### What the task asks
Write out everything from the start of the records down to and including the line that contains "580, 646, 584]", as a JSON list of strings with one string per line. Leave out blank lines.

[START Source records]

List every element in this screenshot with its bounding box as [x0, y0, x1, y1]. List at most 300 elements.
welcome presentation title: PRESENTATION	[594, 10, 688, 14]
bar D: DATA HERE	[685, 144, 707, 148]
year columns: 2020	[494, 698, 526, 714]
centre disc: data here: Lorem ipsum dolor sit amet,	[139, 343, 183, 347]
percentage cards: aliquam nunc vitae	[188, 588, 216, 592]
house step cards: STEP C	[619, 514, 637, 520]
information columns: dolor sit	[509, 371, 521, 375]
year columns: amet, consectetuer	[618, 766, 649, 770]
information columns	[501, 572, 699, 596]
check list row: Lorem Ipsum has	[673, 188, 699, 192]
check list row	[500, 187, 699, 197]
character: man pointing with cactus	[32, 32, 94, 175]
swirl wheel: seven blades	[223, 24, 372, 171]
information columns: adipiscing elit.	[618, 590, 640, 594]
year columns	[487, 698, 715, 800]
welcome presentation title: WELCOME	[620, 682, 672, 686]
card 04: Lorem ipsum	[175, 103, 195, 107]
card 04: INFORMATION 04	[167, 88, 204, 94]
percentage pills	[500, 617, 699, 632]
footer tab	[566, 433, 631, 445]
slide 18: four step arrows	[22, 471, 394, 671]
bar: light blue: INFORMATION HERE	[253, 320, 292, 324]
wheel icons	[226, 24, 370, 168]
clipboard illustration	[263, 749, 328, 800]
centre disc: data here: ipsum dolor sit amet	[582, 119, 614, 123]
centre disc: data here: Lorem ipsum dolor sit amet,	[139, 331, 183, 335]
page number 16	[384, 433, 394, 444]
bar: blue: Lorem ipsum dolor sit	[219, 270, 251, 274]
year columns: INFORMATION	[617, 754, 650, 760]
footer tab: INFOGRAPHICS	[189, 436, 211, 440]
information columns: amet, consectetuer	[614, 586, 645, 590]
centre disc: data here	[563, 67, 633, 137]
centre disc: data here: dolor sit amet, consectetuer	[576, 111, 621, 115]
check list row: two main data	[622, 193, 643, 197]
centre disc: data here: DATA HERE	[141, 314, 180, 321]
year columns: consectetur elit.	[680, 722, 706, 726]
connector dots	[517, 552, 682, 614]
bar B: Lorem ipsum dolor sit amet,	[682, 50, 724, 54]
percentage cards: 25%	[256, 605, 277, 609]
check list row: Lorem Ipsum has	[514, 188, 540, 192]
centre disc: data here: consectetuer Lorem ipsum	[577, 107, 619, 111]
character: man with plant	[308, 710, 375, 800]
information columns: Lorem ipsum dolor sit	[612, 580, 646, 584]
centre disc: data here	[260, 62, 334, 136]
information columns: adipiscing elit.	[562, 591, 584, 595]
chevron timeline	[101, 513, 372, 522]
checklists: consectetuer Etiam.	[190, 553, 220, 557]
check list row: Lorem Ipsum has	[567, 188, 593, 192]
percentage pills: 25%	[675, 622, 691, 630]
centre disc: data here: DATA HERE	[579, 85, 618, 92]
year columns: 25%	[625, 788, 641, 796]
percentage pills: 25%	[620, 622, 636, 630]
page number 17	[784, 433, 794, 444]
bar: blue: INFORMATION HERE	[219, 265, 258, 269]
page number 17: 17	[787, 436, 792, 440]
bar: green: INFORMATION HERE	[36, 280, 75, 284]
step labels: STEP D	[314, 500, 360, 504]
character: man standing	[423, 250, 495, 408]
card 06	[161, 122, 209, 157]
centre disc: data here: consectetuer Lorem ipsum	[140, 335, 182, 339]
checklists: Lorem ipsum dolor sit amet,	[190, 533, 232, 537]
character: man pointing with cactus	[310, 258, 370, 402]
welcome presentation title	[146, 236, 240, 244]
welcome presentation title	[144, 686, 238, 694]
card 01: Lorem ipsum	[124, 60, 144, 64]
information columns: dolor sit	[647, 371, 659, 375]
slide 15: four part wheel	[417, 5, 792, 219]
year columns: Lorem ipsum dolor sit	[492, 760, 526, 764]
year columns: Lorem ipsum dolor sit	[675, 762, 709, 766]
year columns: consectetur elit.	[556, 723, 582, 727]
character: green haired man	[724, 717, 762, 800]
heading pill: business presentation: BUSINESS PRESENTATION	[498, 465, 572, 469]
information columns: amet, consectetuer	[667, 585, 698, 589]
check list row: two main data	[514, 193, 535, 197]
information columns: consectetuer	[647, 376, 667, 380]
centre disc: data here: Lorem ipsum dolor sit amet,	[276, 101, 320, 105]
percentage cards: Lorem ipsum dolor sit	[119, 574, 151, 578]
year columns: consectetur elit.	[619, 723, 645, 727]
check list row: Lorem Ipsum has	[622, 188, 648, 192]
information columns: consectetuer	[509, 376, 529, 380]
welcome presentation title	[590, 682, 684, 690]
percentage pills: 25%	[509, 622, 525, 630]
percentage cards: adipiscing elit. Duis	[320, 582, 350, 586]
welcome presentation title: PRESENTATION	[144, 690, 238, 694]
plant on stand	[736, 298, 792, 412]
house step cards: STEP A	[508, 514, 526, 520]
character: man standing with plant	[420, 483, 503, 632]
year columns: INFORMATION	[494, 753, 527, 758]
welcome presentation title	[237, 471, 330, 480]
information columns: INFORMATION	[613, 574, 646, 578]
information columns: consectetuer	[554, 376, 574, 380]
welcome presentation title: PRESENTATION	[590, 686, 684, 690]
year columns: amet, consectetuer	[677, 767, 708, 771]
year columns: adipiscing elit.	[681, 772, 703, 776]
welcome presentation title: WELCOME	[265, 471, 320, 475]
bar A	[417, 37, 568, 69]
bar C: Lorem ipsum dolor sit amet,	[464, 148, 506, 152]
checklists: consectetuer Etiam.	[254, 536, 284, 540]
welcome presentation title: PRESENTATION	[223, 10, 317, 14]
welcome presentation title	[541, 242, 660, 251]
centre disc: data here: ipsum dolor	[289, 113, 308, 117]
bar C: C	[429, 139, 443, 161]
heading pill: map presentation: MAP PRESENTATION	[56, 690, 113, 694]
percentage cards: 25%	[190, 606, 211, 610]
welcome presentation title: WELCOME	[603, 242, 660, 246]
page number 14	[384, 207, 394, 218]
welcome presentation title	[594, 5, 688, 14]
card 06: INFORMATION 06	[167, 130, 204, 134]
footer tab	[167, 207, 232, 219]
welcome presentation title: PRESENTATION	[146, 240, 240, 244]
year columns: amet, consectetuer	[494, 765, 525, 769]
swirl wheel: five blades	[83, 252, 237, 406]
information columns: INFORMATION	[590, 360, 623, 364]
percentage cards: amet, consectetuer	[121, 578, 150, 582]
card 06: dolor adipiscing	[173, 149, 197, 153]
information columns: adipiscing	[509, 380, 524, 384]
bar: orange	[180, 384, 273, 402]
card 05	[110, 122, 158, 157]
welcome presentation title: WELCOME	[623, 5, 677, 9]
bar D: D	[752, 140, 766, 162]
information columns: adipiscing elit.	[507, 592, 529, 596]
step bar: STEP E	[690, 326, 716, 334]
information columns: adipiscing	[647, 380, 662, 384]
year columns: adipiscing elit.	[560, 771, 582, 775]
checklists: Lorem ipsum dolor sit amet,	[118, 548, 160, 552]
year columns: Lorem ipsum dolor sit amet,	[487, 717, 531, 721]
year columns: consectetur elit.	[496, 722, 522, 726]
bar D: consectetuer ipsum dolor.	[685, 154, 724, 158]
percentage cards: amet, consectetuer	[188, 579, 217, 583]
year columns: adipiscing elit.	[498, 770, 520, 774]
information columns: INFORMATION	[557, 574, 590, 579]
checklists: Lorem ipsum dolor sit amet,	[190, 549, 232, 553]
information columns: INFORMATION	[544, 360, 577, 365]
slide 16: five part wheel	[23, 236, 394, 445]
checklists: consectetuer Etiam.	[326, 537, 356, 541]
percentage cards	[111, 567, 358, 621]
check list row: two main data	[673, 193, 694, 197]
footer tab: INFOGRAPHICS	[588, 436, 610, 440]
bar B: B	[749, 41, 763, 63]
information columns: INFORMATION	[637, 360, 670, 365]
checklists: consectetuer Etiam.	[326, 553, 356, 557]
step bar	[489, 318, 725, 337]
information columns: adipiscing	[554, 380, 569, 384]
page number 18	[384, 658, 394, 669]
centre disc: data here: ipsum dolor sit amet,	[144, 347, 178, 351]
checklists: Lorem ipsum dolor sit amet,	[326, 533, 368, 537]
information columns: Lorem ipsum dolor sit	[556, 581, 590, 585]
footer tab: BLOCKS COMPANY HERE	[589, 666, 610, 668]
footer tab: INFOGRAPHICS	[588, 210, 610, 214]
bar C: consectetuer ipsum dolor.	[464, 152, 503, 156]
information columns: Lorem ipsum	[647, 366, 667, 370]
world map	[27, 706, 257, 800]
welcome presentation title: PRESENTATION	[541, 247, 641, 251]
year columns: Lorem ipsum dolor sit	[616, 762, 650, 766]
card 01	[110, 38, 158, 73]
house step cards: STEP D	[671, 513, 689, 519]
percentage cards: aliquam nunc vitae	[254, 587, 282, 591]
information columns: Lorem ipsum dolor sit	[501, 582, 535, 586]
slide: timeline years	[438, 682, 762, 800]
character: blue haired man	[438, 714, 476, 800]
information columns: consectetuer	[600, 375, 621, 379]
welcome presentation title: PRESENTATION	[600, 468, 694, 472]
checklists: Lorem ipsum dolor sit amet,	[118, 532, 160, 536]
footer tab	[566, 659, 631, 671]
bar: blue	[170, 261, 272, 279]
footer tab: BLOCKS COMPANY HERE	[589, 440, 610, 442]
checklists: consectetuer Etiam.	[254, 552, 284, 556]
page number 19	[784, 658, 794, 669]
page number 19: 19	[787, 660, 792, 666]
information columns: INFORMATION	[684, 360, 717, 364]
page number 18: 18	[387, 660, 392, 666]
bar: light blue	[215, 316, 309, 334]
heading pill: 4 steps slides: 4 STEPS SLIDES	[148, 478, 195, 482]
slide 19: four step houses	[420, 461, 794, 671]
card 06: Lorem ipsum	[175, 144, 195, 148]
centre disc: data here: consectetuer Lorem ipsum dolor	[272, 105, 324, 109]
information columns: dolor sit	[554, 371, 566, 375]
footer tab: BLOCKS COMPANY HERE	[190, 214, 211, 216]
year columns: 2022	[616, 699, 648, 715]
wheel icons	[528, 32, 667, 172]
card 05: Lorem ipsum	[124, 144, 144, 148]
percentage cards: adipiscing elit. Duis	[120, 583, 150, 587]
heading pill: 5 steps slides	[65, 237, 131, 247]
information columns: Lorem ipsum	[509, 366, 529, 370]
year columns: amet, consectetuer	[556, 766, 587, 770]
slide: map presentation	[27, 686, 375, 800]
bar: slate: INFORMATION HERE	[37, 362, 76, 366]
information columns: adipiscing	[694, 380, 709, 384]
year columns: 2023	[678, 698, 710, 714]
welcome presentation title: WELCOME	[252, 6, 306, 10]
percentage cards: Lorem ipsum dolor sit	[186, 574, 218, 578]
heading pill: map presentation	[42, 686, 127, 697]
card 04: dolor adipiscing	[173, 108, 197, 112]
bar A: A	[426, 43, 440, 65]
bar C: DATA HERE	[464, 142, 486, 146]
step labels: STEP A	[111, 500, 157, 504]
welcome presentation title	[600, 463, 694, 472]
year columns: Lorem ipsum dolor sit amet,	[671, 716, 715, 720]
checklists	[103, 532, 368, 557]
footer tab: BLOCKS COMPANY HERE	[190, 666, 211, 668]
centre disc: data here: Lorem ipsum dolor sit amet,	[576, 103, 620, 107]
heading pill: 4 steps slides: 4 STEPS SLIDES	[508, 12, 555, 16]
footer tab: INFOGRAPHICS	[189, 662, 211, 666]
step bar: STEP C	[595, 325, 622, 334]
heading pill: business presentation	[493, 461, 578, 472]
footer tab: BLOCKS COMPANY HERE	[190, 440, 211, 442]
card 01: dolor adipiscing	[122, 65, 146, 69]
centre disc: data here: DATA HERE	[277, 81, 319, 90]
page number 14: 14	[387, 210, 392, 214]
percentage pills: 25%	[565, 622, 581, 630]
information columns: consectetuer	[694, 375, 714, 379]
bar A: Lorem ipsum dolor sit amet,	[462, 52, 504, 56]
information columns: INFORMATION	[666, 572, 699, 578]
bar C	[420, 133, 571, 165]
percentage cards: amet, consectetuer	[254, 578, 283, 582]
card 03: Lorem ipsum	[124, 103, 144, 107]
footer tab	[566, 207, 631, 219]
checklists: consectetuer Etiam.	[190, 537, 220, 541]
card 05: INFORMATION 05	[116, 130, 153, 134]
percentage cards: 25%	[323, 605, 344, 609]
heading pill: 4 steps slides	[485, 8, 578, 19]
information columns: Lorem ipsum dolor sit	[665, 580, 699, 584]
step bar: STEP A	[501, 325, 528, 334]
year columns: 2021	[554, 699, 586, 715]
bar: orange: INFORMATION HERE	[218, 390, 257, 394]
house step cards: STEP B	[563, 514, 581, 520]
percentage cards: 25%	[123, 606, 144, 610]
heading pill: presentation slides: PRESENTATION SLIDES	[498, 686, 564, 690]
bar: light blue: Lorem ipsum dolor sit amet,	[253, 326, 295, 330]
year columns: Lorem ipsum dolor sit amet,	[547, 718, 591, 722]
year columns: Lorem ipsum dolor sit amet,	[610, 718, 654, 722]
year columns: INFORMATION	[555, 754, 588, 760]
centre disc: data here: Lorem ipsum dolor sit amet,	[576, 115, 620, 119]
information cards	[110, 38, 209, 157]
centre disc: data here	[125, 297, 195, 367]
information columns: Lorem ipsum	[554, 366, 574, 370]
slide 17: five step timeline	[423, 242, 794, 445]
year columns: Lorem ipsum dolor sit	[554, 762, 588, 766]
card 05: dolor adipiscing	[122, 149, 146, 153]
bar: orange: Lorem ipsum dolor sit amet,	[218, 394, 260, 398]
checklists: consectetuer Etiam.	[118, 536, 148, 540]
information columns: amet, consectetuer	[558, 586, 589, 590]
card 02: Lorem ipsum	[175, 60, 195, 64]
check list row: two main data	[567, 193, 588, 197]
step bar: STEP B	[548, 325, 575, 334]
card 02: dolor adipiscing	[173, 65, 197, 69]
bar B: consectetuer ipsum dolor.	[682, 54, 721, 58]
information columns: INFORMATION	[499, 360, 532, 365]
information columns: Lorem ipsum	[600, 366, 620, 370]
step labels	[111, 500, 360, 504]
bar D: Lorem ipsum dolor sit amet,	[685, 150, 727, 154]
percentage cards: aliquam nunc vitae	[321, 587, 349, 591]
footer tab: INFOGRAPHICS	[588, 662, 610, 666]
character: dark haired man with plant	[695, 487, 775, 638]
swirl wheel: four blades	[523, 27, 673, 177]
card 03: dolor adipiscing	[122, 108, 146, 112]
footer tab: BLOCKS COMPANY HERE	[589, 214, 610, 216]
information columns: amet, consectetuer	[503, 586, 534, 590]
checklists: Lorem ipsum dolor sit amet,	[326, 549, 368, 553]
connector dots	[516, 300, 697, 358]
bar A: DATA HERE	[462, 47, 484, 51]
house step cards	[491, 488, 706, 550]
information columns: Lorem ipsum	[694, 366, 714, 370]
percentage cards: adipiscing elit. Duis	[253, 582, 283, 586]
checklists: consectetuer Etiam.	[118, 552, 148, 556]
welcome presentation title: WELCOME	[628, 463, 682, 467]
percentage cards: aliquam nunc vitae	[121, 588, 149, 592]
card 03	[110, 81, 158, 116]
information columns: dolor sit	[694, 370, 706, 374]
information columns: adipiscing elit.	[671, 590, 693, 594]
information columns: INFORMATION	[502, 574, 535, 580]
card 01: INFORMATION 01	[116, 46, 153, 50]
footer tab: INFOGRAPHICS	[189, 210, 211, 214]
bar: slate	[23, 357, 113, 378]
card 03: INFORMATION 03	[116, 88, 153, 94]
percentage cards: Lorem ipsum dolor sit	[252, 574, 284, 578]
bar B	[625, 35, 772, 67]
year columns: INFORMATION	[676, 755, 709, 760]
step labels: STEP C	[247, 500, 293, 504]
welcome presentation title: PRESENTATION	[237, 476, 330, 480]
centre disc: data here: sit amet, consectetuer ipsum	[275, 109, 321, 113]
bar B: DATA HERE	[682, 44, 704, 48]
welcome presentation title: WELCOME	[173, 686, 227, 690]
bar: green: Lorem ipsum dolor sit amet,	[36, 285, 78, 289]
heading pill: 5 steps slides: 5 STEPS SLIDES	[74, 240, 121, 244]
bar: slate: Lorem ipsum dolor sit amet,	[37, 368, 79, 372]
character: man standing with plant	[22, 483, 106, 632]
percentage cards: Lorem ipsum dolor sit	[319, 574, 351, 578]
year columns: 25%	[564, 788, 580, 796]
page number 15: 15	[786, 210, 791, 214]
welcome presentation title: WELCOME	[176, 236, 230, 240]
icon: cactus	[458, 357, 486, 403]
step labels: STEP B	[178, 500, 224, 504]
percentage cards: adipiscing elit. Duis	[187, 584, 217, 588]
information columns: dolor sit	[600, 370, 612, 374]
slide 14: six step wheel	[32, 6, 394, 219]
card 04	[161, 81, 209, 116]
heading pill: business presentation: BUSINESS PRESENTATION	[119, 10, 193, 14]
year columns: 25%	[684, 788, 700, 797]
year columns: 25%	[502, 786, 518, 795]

[END Source records]

### Problem solution
[
  "List every element in this screenshot with its bounding box as [x0, y0, x1, y1]. List at most 300 elements.",
  "welcome presentation title: PRESENTATION\t[594, 10, 688, 14]",
  "bar D: DATA HERE\t[685, 144, 707, 148]",
  "year columns: 2020\t[494, 698, 526, 714]",
  "centre disc: data here: Lorem ipsum dolor sit amet,\t[139, 343, 183, 347]",
  "percentage cards: aliquam nunc vitae\t[188, 588, 216, 592]",
  "house step cards: STEP C\t[619, 514, 637, 520]",
  "information columns: dolor sit\t[509, 371, 521, 375]",
  "year columns: amet, consectetuer\t[618, 766, 649, 770]",
  "information columns\t[501, 572, 699, 596]",
  "check list row: Lorem Ipsum has\t[673, 188, 699, 192]",
  "check list row\t[500, 187, 699, 197]",
  "character: man pointing with cactus\t[32, 32, 94, 175]",
  "swirl wheel: seven blades\t[223, 24, 372, 171]",
  "information columns: adipiscing elit.\t[618, 590, 640, 594]",
  "year columns\t[487, 698, 715, 800]",
  "welcome presentation title: WELCOME\t[620, 682, 672, 686]",
  "card 04: Lorem ipsum\t[175, 103, 195, 107]",
  "card 04: INFORMATION 04\t[167, 88, 204, 94]",
  "percentage pills\t[500, 617, 699, 632]",
  "footer tab\t[566, 433, 631, 445]",
  "slide 18: four step arrows\t[22, 471, 394, 671]",
  "bar: light blue: INFORMATION HERE\t[253, 320, 292, 324]",
  "wheel icons\t[226, 24, 370, 168]",
  "clipboard illustration\t[263, 749, 328, 800]",
  "centre disc: data here: ipsum dolor sit amet\t[582, 119, 614, 123]",
  "centre disc: data here: Lorem ipsum dolor sit amet,\t[139, 331, 183, 335]",
  "page number 16\t[384, 433, 394, 444]",
  "bar: blue: Lorem ipsum dolor sit\t[219, 270, 251, 274]",
  "year columns: INFORMATION\t[617, 754, 650, 760]",
  "footer tab: INFOGRAPHICS\t[189, 436, 211, 440]",
  "information columns: amet, consectetuer\t[614, 586, 645, 590]",
  "centre disc: data here\t[563, 67, 633, 137]",
  "centre disc: data here: dolor sit amet, consectetuer\t[576, 111, 621, 115]",
  "check list row: two main data\t[622, 193, 643, 197]",
  "centre disc: data here: DATA HERE\t[141, 314, 180, 321]",
  "year columns: consectetur elit.\t[680, 722, 706, 726]",
  "connector dots\t[517, 552, 682, 614]",
  "bar B: Lorem ipsum dolor sit amet,\t[682, 50, 724, 54]",
  "percentage cards: 25%\t[256, 605, 277, 609]",
  "check list row: Lorem Ipsum has\t[514, 188, 540, 192]",
  "centre disc: data here: consectetuer Lorem ipsum\t[577, 107, 619, 111]",
  "character: man with plant\t[308, 710, 375, 800]",
  "information columns: Lorem ipsum dolor sit\t[612, 580, 646, 584]"
]